(Stored dataset items)

● ● ● ● ●

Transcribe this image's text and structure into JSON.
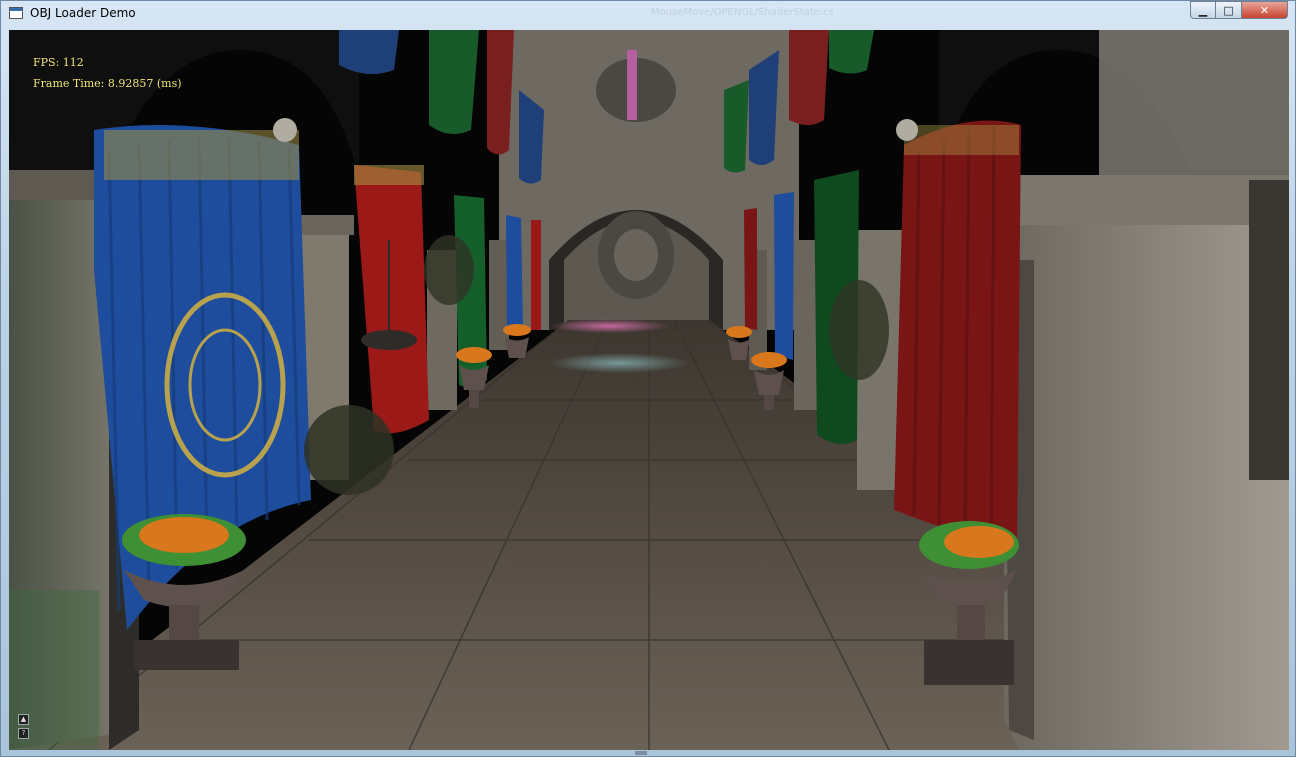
{
  "window": {
    "title": "OBJ Loader Demo",
    "ghost_title": "MouseMove/OPENGL/ShaderState.cs",
    "minimize_glyph": "▁",
    "maximize_glyph": "□",
    "close_glyph": "✕"
  },
  "hud": {
    "fps": "FPS: 112",
    "frame_time": "Frame Time: 8.92857 (ms)",
    "color": "#f4e97a"
  },
  "scene": {
    "description_icon": "sponza-atrium-scene",
    "curtain_colors": [
      "#1d4d9c",
      "#9b1a17",
      "#15602a"
    ],
    "floor_color": "#5a5045",
    "stone_color": "#8a8478"
  },
  "corner_icons": {
    "up_glyph": "▲",
    "help_glyph": "?"
  }
}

● ● ● ● ●

*TASK GOAL*:
Transcribe all of the entries word for word, but skip any pictures they contain.

*TASK RESULT*:
Transcribe this image's text and structure into JSON.
{
  "window": {
    "title": "OBJ Loader Demo",
    "ghost_title": "MouseMove/OPENGL/ShaderState.cs",
    "minimize_glyph": "▁",
    "maximize_glyph": "□",
    "close_glyph": "✕"
  },
  "hud": {
    "fps": "FPS: 112",
    "frame_time": "Frame Time: 8.92857 (ms)",
    "color": "#f4e97a"
  },
  "scene": {
    "description_icon": "sponza-atrium-scene",
    "curtain_colors": [
      "#1d4d9c",
      "#9b1a17",
      "#15602a"
    ],
    "floor_color": "#5a5045",
    "stone_color": "#8a8478"
  },
  "corner_icons": {
    "up_glyph": "▲",
    "help_glyph": "?"
  }
}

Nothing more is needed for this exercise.